(Stored data entries)
»»

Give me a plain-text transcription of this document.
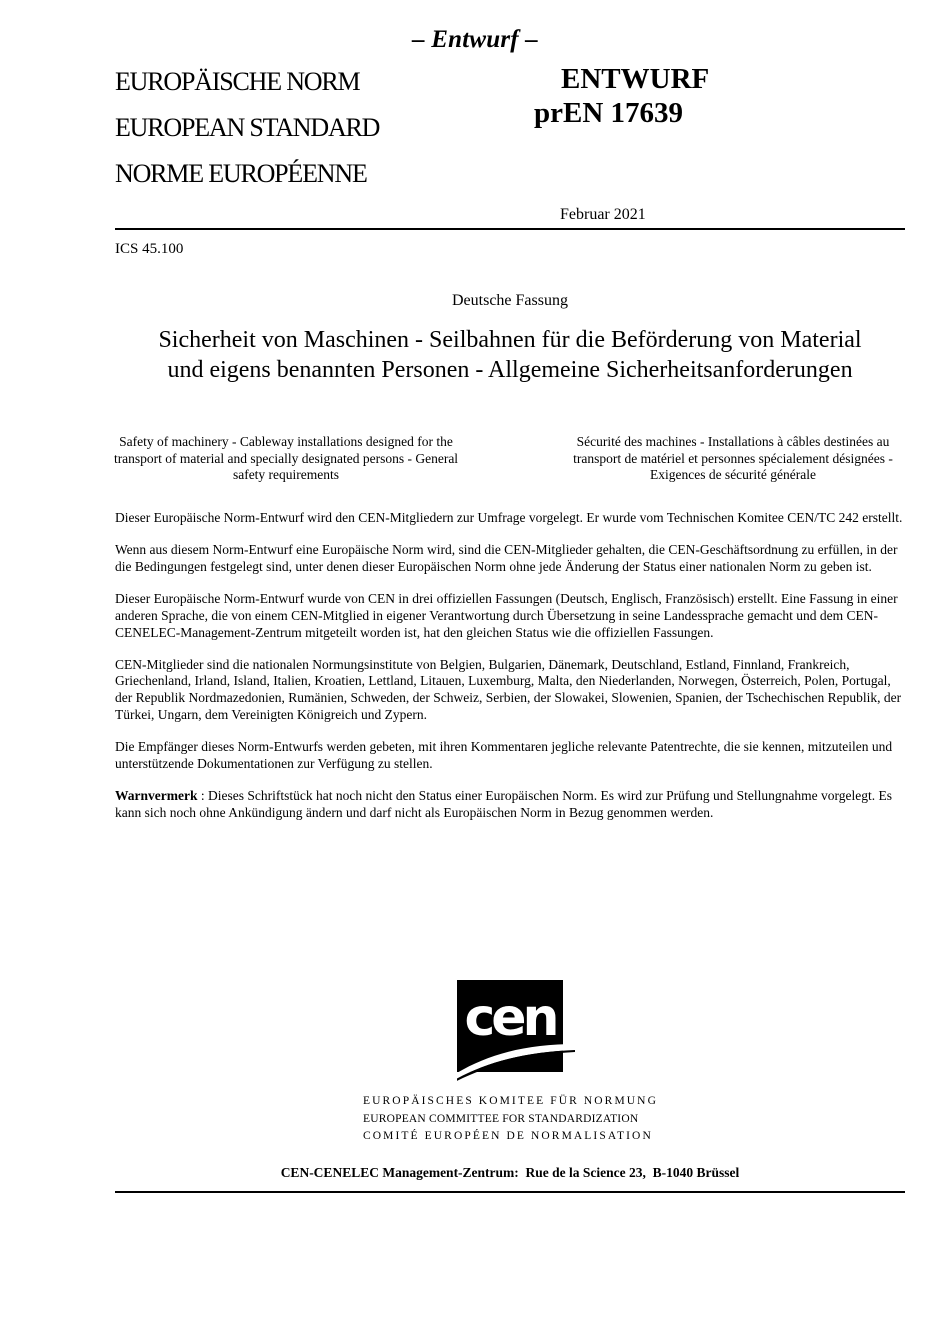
– Entwurf –
EUROPÄISCHE NORM
EUROPEAN STANDARD
NORME EUROPÉENNE
ENTWURF
prEN 17639
Februar 2021
ICS 45.100
Deutsche Fassung
Sicherheit von Maschinen - Seilbahnen für die Beförderung von Material und eigens benannten Personen - Allgemeine Sicherheitsanforderungen
Safety of machinery - Cableway installations designed for the transport of material and specially designated persons - General safety requirements
Sécurité des machines - Installations à câbles destinées au transport de matériel et personnes spécialement désignées - Exigences de sécurité générale

Dieser Europäische Norm-Entwurf wird den CEN-Mitgliedern zur Umfrage vorgelegt. Er wurde vom Technischen Komitee CEN/TC 242 erstellt.

Wenn aus diesem Norm-Entwurf eine Europäische Norm wird, sind die CEN-Mitglieder gehalten, die CEN-Geschäftsordnung zu erfüllen, in der die Bedingungen festgelegt sind, unter denen dieser Europäischen Norm ohne jede Änderung der Status einer nationalen Norm zu geben ist.

Dieser Europäische Norm-Entwurf wurde von CEN in drei offiziellen Fassungen (Deutsch, Englisch, Französisch) erstellt. Eine Fassung in einer anderen Sprache, die von einem CEN-Mitglied in eigener Verantwortung durch Übersetzung in seine Landessprache gemacht und dem CEN-CENELEC-Management-Zentrum mitgeteilt worden ist, hat den gleichen Status wie die offiziellen Fassungen.

CEN-Mitglieder sind die nationalen Normungsinstitute von Belgien, Bulgarien, Dänemark, Deutschland, Estland, Finnland, Frankreich, Griechenland, Irland, Island, Italien, Kroatien, Lettland, Litauen, Luxemburg, Malta, den Niederlanden, Norwegen, Österreich, Polen, Portugal, der Republik Nordmazedonien, Rumänien, Schweden, der Schweiz, Serbien, der Slowakei, Slowenien, Spanien, der Tschechischen Republik, der Türkei, Ungarn, dem Vereinigten Königreich und Zypern.

Die Empfänger dieses Norm-Entwurfs werden gebeten, mit ihren Kommentaren jegliche relevante Patentrechte, die sie kennen, mitzuteilen und unterstützende Dokumentationen zur Verfügung zu stellen.

Warnvermerk : Dieses Schriftstück hat noch nicht den Status einer Europäischen Norm. Es wird zur Prüfung und Stellungnahme vorgelegt. Es kann sich noch ohne Ankündigung ändern und darf nicht als Europäischen Norm in Bezug genommen werden.

cen
EUROPÄISCHES KOMITEE FÜR NORMUNG
EUROPEAN COMMITTEE FOR STANDARDIZATION
COMITÉ EUROPÉEN DE NORMALISATION
CEN-CENELEC Management-Zentrum:  Rue de la Science 23,  B-1040 Brüssel
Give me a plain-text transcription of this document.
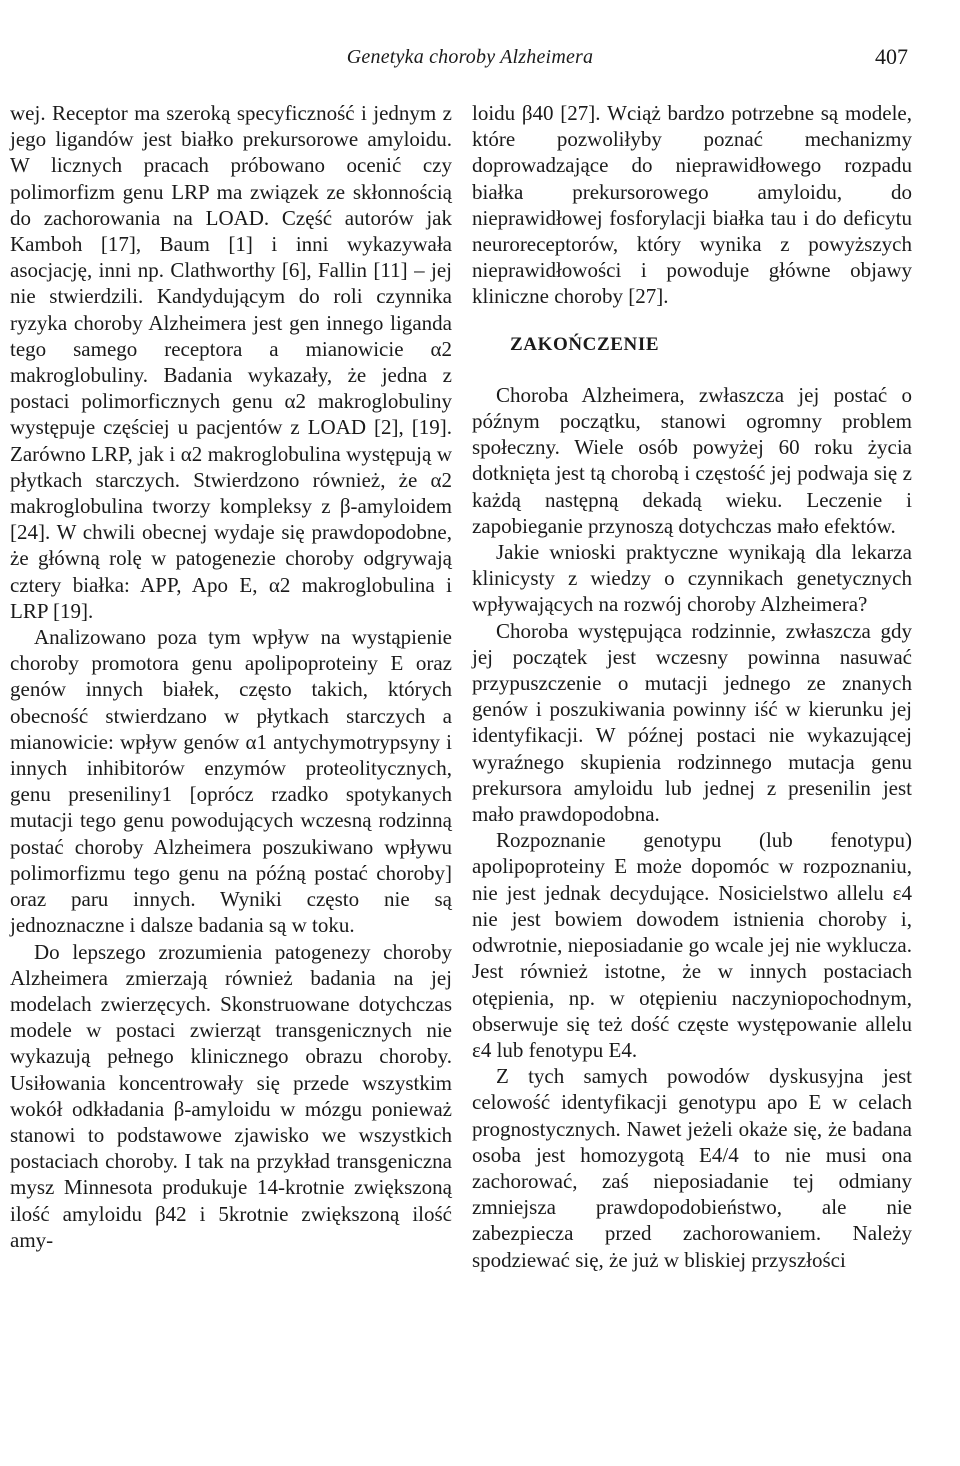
Genetyka choroby Alzheimera	407

wej. Receptor ma szeroką specyficzność i jednym z jego ligandów jest białko prekursorowe amyloidu. W licznych pracach próbowano ocenić czy polimorfizm genu LRP ma związek ze skłonnością do zachorowania na LOAD. Część autorów jak Kamboh [17], Baum [1] i inni wykazywała asocjację, inni np. Clathworthy [6], Fallin [11] – jej nie stwierdzili. Kandydującym do roli czynnika ryzyka choroby Alzheimera jest gen innego liganda tego samego receptora a mianowicie α2 makroglobuliny. Badania wykazały, że jedna z postaci polimorficznych genu α2 makroglobuliny występuje częściej u pacjentów z LOAD [2], [19]. Zarówno LRP, jak i α2 makroglobulina występują w płytkach starczych. Stwierdzono również, że α2 makroglobulina tworzy kompleksy z β-amyloidem [24]. W chwili obecnej wydaje się prawdopodobne, że główną rolę w patogenezie choroby odgrywają cztery białka: APP, Apo E, α2 makroglobulina i LRP [19].

Analizowano poza tym wpływ na wystąpienie choroby promotora genu apolipoproteiny E oraz genów innych białek, często takich, których obecność stwierdzano w płytkach starczych a mianowicie: wpływ genów α1 antychymotrypsyny i innych inhibitorów enzymów proteolitycznych, genu preseniliny1 [oprócz rzadko spotykanych mutacji tego genu powodujących wczesną rodzinną postać choroby Alzheimera poszukiwano wpływu polimorfizmu tego genu na późną postać choroby] oraz paru innych. Wyniki często nie są jednoznaczne i dalsze badania są w toku.

Do lepszego zrozumienia patogenezy choroby Alzheimera zmierzają również badania na jej modelach zwierzęcych. Skonstruowane dotychczas modele w postaci zwierząt transgenicznych nie wykazują pełnego klinicznego obrazu choroby. Usiłowania koncentrowały się przede wszystkim wokół odkładania β-amyloidu w mózgu ponieważ stanowi to podstawowe zjawisko we wszystkich postaciach choroby. I tak na przykład transgeniczna mysz Minnesota produkuje 14-krotnie zwiększoną ilość amyloidu β42 i 5krotnie zwiększoną ilość amy-

loidu β40 [27]. Wciąż bardzo potrzebne są modele, które pozwoliłyby poznać mechanizmy doprowadzające do nieprawidłowego rozpadu białka prekursorowego amyloidu, do nieprawidłowej fosforylacji białka tau i do deficytu neuroreceptorów, który wynika z powyższych nieprawidłowości i powoduje główne objawy kliniczne choroby [27].

ZAKOŃCZENIE

Choroba Alzheimera, zwłaszcza jej postać o późnym początku, stanowi ogromny problem społeczny. Wiele osób powyżej 60 roku życia dotknięta jest tą chorobą i częstość jej podwaja się z każdą następną dekadą wieku. Leczenie i zapobieganie przynoszą dotychczas mało efektów.

Jakie wnioski praktyczne wynikają dla lekarza klinicysty z wiedzy o czynnikach genetycznych wpływających na rozwój choroby Alzheimera?

Choroba występująca rodzinnie, zwłaszcza gdy jej początek jest wczesny powinna nasuwać przypuszczenie o mutacji jednego ze znanych genów i poszukiwania powinny iść w kierunku jej identyfikacji. W późnej postaci nie wykazującej wyraźnego skupienia rodzinnego mutacja genu prekursora amyloidu lub jednej z presenilin jest mało prawdopodobna.

Rozpoznanie genotypu (lub fenotypu) apolipoproteiny E może dopomóc w rozpoznaniu, nie jest jednak decydujące. Nosicielstwo allelu ε4 nie jest bowiem dowodem istnienia choroby i, odwrotnie, nieposiadanie go wcale jej nie wyklucza. Jest również istotne, że w innych postaciach otępienia, np. w otępieniu naczyniopochodnym, obserwuje się też dość częste występowanie allelu ε4 lub fenotypu E4.

Z tych samych powodów dyskusyjna jest celowość identyfikacji genotypu apo E w celach prognostycznych. Nawet jeżeli okaże się, że badana osoba jest homozygotą E4/4 to nie musi ona zachorować, zaś nieposiadanie tej odmiany zmniejsza prawdopodobieństwo, ale nie zabezpiecza przed zachorowaniem. Należy spodziewać się, że już w bliskiej przyszłości
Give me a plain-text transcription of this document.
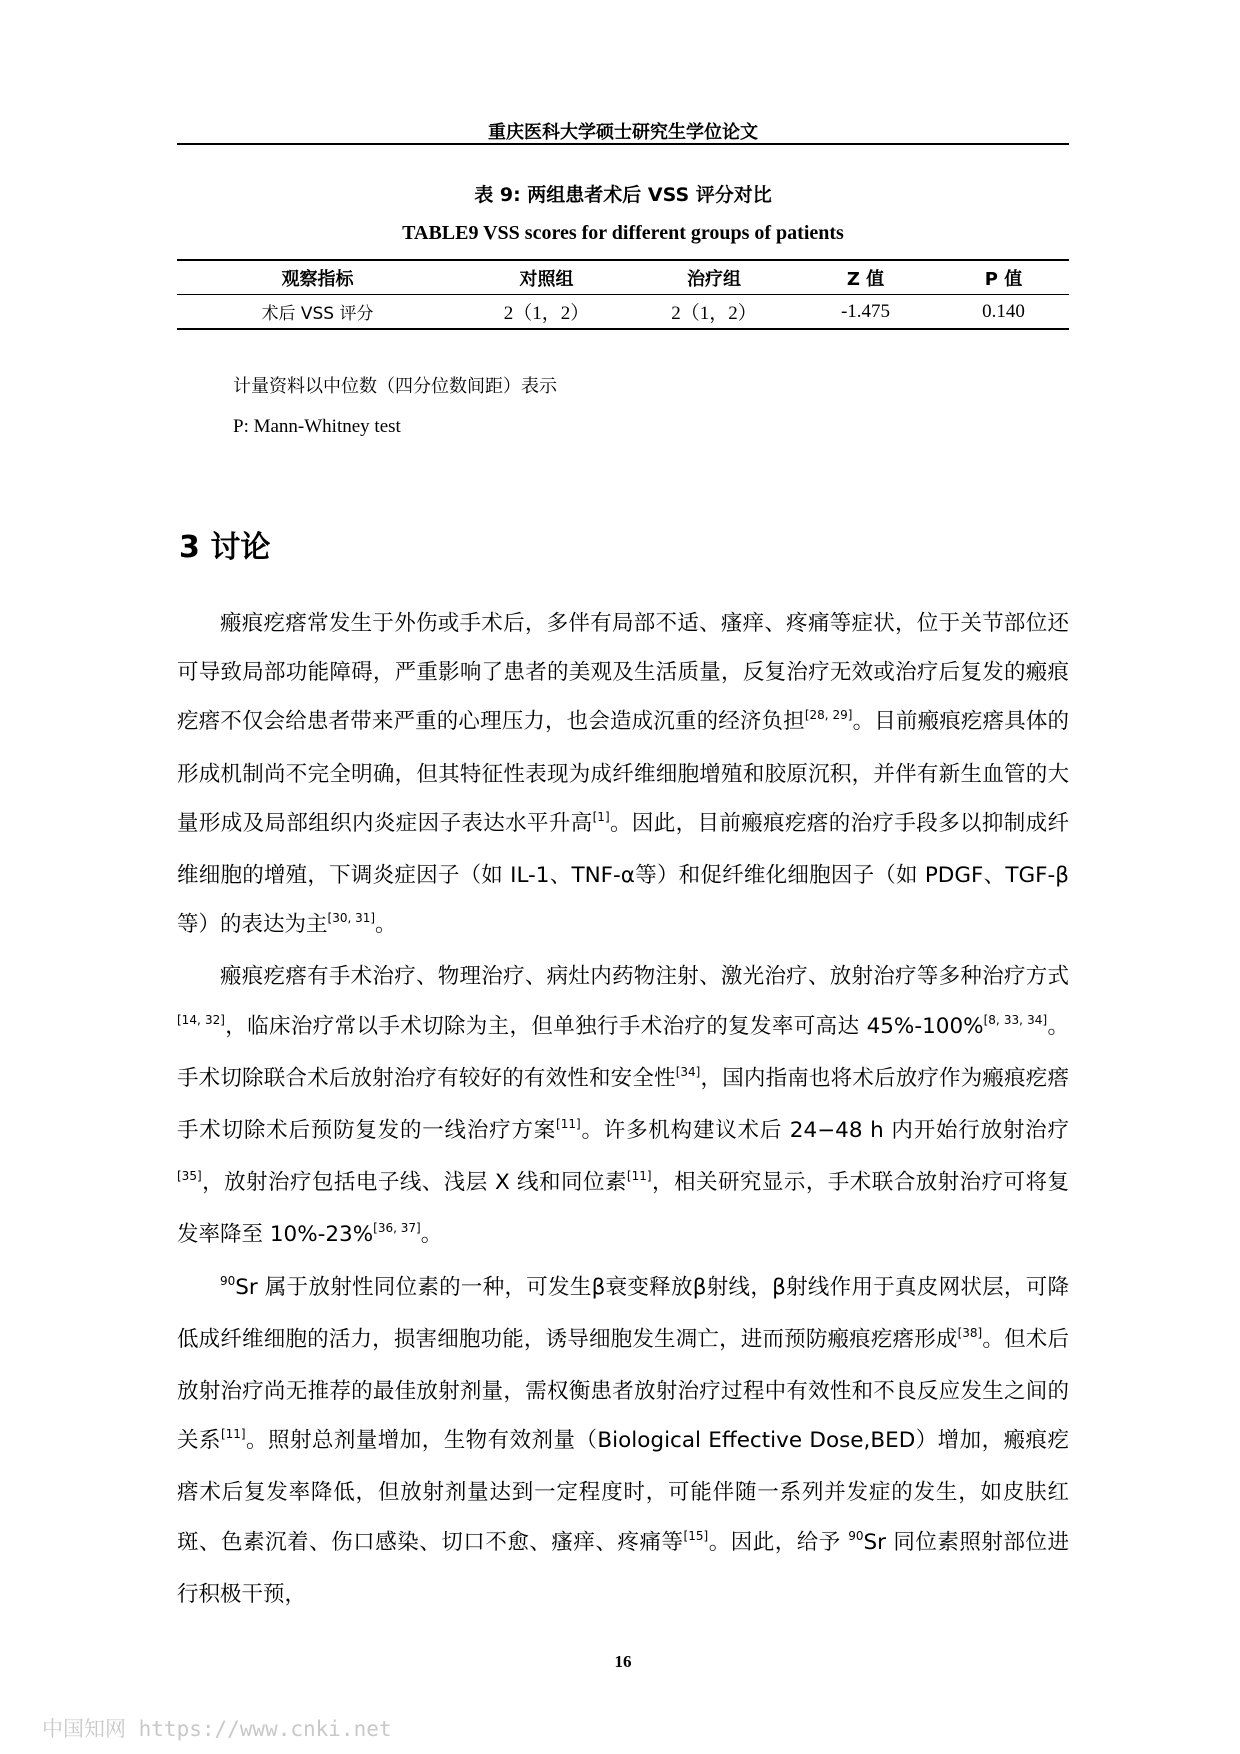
重庆医科大学硕士研究生学位论文
表 9: 两组患者术后 VSS 评分对比
TABLE9 VSS scores for different groups of patients
观察指标	对照组	治疗组	Z 值	P 值
术后 VSS 评分	2（1，2）	2（1，2）	-1.475	0.140
计量资料以中位数（四分位数间距）表示
P: Mann-Whitney test
3 讨论

瘢痕疙瘩常发生于外伤或手术后，多伴有局部不适、瘙痒、疼痛等症状，位于关节部位还可导致局部功能障碍，严重影响了患者的美观及生活质量，反复治疗无效或治疗后复发的瘢痕疙瘩不仅会给患者带来严重的心理压力，也会造成沉重的经济负担[28, 29]。目前瘢痕疙瘩具体的形成机制尚不完全明确，但其特征性表现为成纤维细胞增殖和胶原沉积，并伴有新生血管的大量形成及局部组织内炎症因子表达水平升高[1]。因此，目前瘢痕疙瘩的治疗手段多以抑制成纤维细胞的增殖，下调炎症因子（如 IL-1、TNF-α等）和促纤维化细胞因子（如 PDGF、TGF-β等）的表达为主[30, 31]。

瘢痕疙瘩有手术治疗、物理治疗、病灶内药物注射、激光治疗、放射治疗等多种治疗方式[14, 32]，临床治疗常以手术切除为主，但单独行手术治疗的复发率可高达 45%-100%[8, 33, 34]。手术切除联合术后放射治疗有较好的有效性和安全性[34]，国内指南也将术后放疗作为瘢痕疙瘩手术切除术后预防复发的一线治疗方案[11]。许多机构建议术后 24−48 h 内开始行放射治疗[35]，放射治疗包括电子线、浅层 X 线和同位素[11]，相关研究显示，手术联合放射治疗可将复发率降至 10%-23%[36, 37]。

$^{90}$Sr 属于放射性同位素的一种，可发生β衰变释放β射线，β射线作用于真皮网状层，可降低成纤维细胞的活力，损害细胞功能，诱导细胞发生凋亡，进而预防瘢痕疙瘩形成[38]。但术后放射治疗尚无推荐的最佳放射剂量，需权衡患者放射治疗过程中有效性和不良反应发生之间的关系[11]。照射总剂量增加，生物有效剂量（Biological Effective Dose,BED）增加，瘢痕疙瘩术后复发率降低，但放射剂量达到一定程度时，可能伴随一系列并发症的发生，如皮肤红斑、色素沉着、伤口感染、切口不愈、瘙痒、疼痛等[15]。因此，给予 $^{90}$Sr 同位素照射部位进行积极干预，

16
中国知网 https://www.cnki.net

««

- **TASK DESCRIPTION**: Read the data above. Pull out each line in which the string "dotychczas" appears.

- **FINISHED EXERCISE**:
Do lepszego zrozumienia patogenezy choroby Alzheimera zmierzają również badania na jej modelach zwierzęcych. Skonstruowane dotychczas modele w postaci zwierząt transgenicznych nie wykazują pełnego klinicznego obrazu choroby. Usiłowania koncentrowały się przede wszystkim wokół odkładania β-amyloidu w mózgu ponieważ stanowi to podstawowe zjawisko we wszystkich postaciach choroby. I tak na przykład transgeniczna mysz Minnesota produkuje 14-krotnie zwiększoną ilość amyloidu β42 i 5krotnie zwiększoną ilość amy-
Choroba Alzheimera, zwłaszcza jej postać o późnym początku, stanowi ogromny problem społeczny. Wiele osób powyżej 60 roku życia dotknięta jest tą chorobą i częstość jej podwaja się z każdą następną dekadą wieku. Leczenie i zapobieganie przynoszą dotychczas mało efektów.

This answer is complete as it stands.